-- Start --
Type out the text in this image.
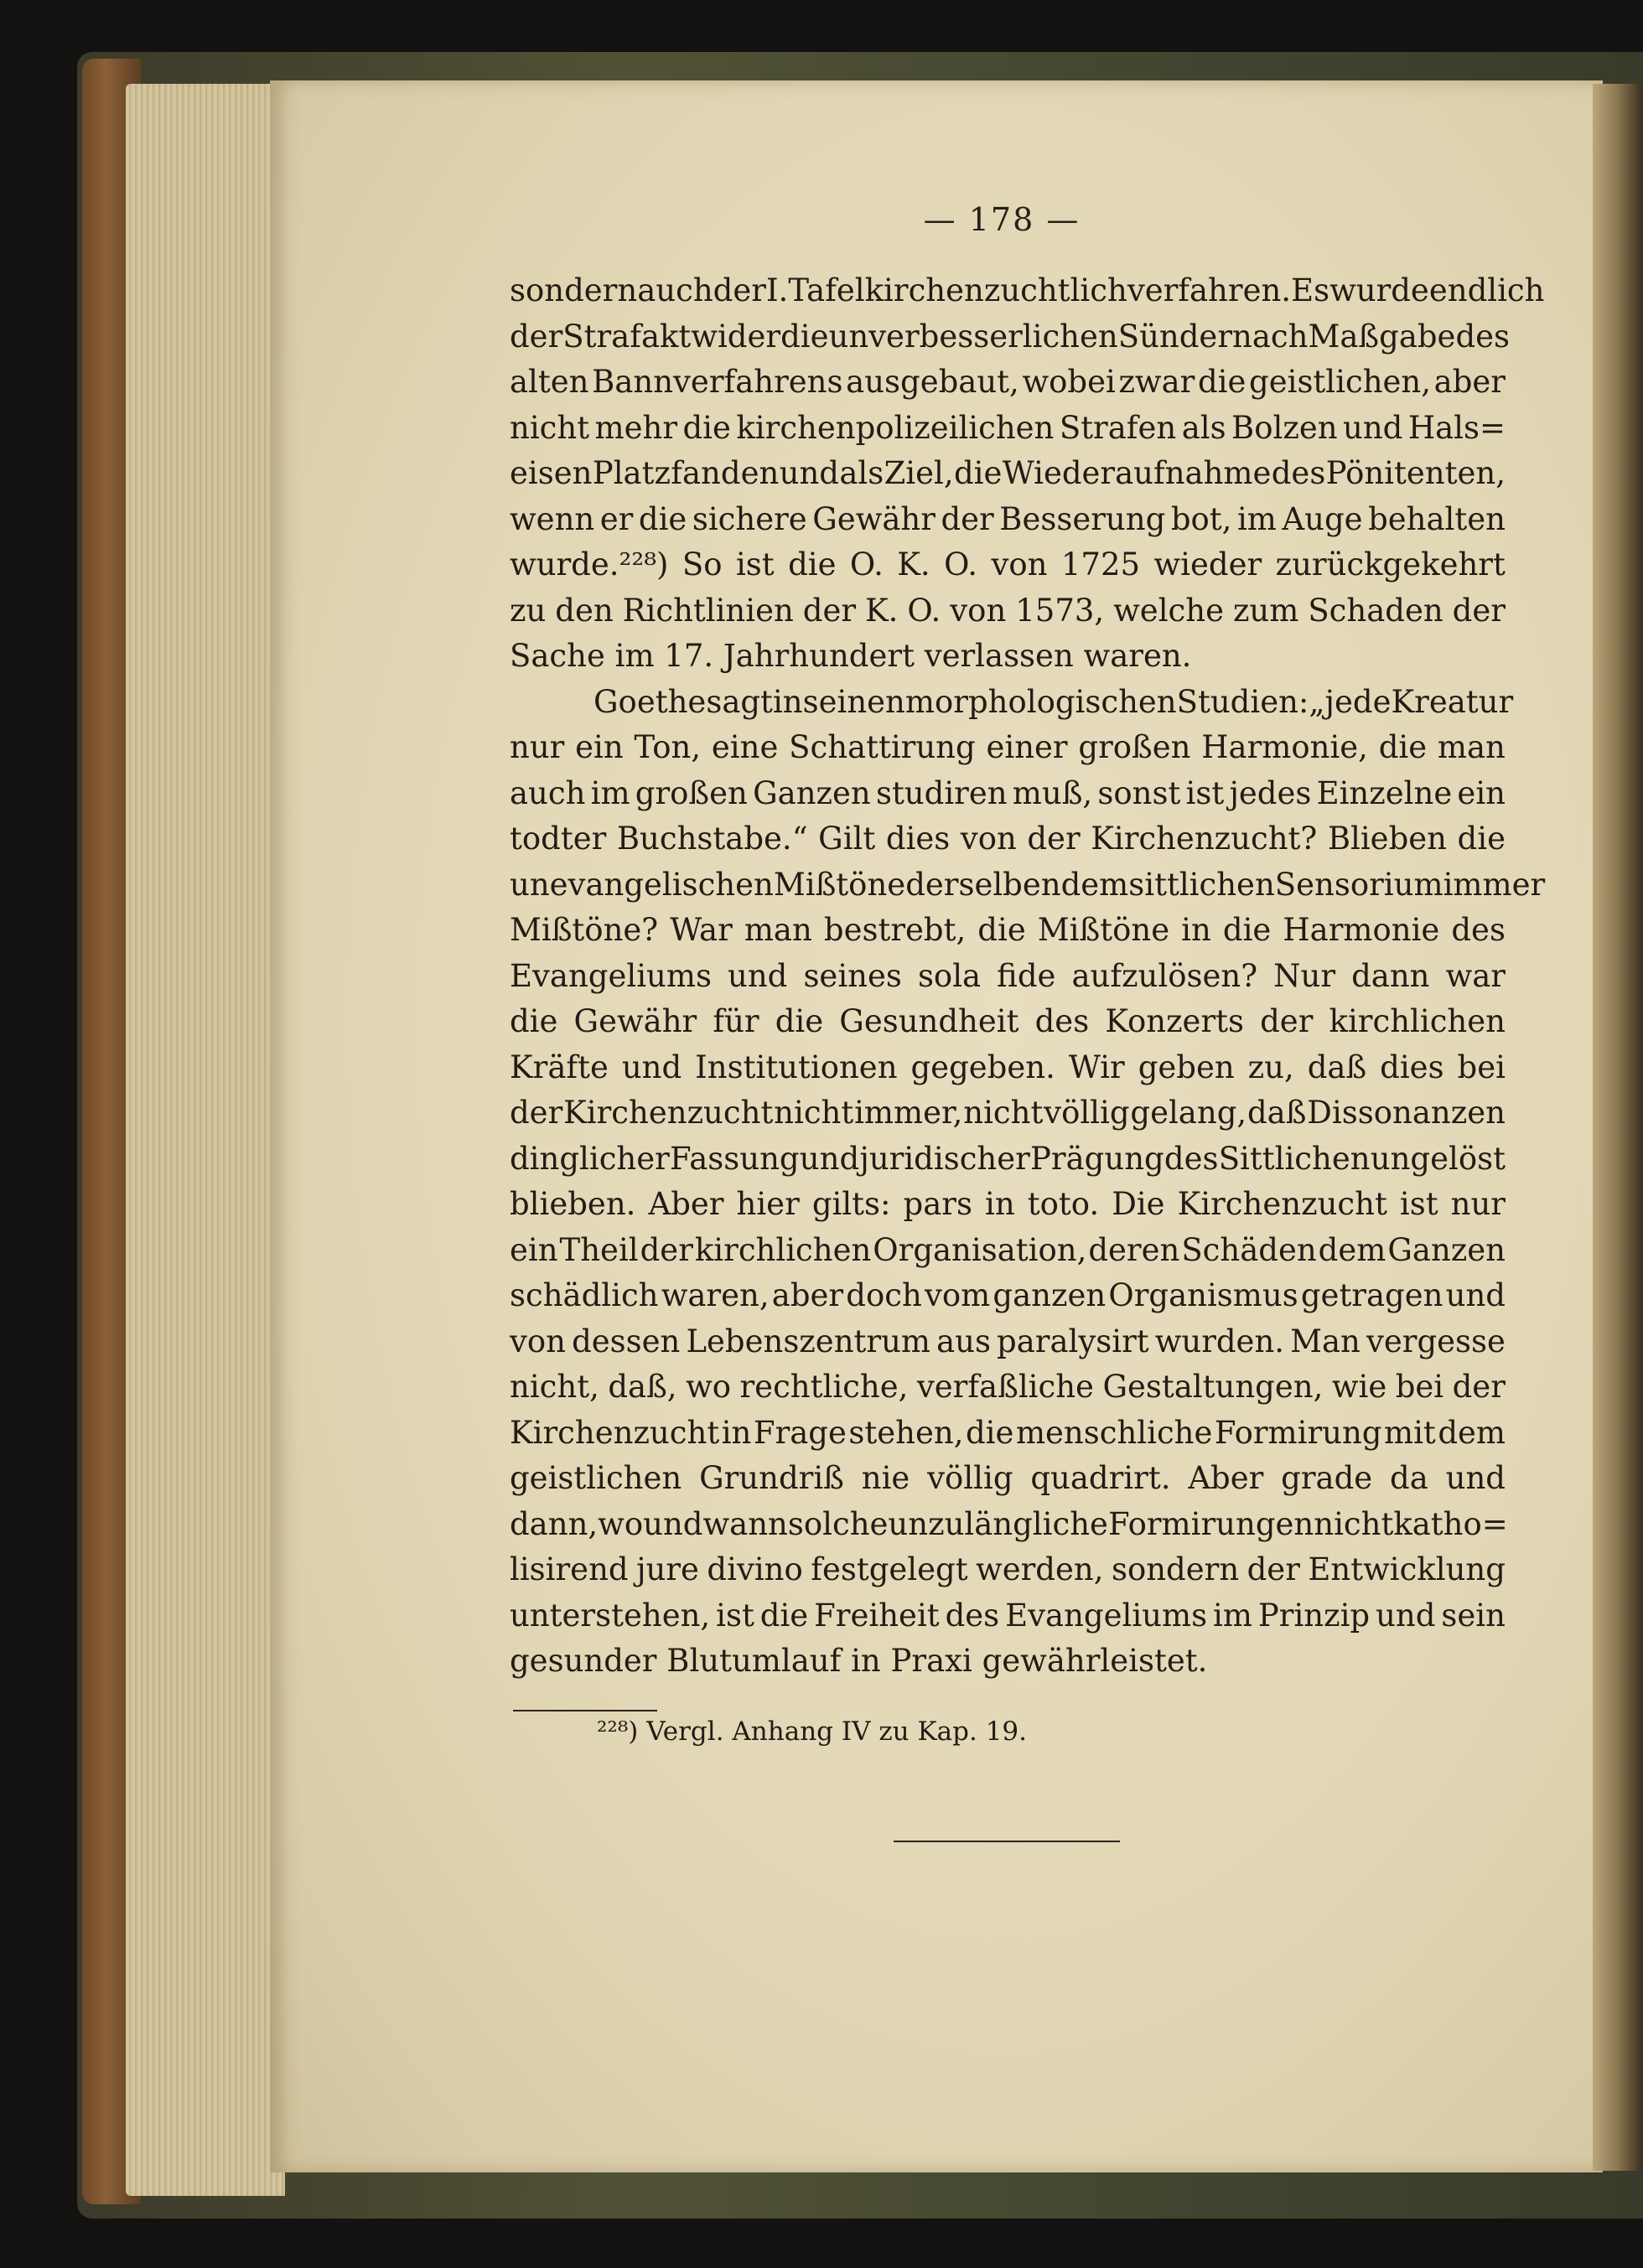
— 178 —
sondern auch der I. Tafel kirchenzuchtlich verfahren. Es wurde endlich
der Strafakt wider die unverbesserlichen Sünder nach Maßgabe des
alten Bannverfahrens ausgebaut, wobei zwar die geistlichen, aber
nicht mehr die kirchenpolizeilichen Strafen als Bolzen und Hals=
eisen Platz fanden und als Ziel, die Wiederaufnahme des Pönitenten,
wenn er die sichere Gewähr der Besserung bot, im Auge behalten
wurde.²²⁸) So ist die O. K. O. von 1725 wieder zurückgekehrt
zu den Richtlinien der K. O. von 1573, welche zum Schaden der
Sache im 17. Jahrhundert verlassen waren.
Goethe sagt in seinen morphologischen Studien: „jede Kreatur
nur ein Ton, eine Schattirung einer großen Harmonie, die man
auch im großen Ganzen studiren muß, sonst ist jedes Einzelne ein
todter Buchstabe.“ Gilt dies von der Kirchenzucht? Blieben die
unevangelischen Mißtöne derselben dem sittlichen Sensorium immer
Mißtöne? War man bestrebt, die Mißtöne in die Harmonie des
Evangeliums und seines sola fide aufzulösen? Nur dann war
die Gewähr für die Gesundheit des Konzerts der kirchlichen
Kräfte und Institutionen gegeben. Wir geben zu, daß dies bei
der Kirchenzucht nicht immer, nicht völlig gelang, daß Dissonanzen
dinglicher Fassung und juridischer Prägung des Sittlichen ungelöst
blieben. Aber hier gilts: pars in toto. Die Kirchenzucht ist nur
ein Theil der kirchlichen Organisation, deren Schäden dem Ganzen
schädlich waren, aber doch vom ganzen Organismus getragen und
von dessen Lebenszentrum aus paralysirt wurden. Man vergesse
nicht, daß, wo rechtliche, verfaßliche Gestaltungen, wie bei der
Kirchenzucht in Frage stehen, die menschliche Formirung mit dem
geistlichen Grundriß nie völlig quadrirt. Aber grade da und
dann, wo und wann solche unzulängliche Formirungen nicht katho=
lisirend jure divino festgelegt werden, sondern der Entwicklung
unterstehen, ist die Freiheit des Evangeliums im Prinzip und sein
gesunder Blutumlauf in Praxi gewährleistet.
²²⁸) Vergl. Anhang IV zu Kap. 19.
-- End --
» Exercise description: Report only how many lines of the listing hold the word "Harmonie".

» Full output: 2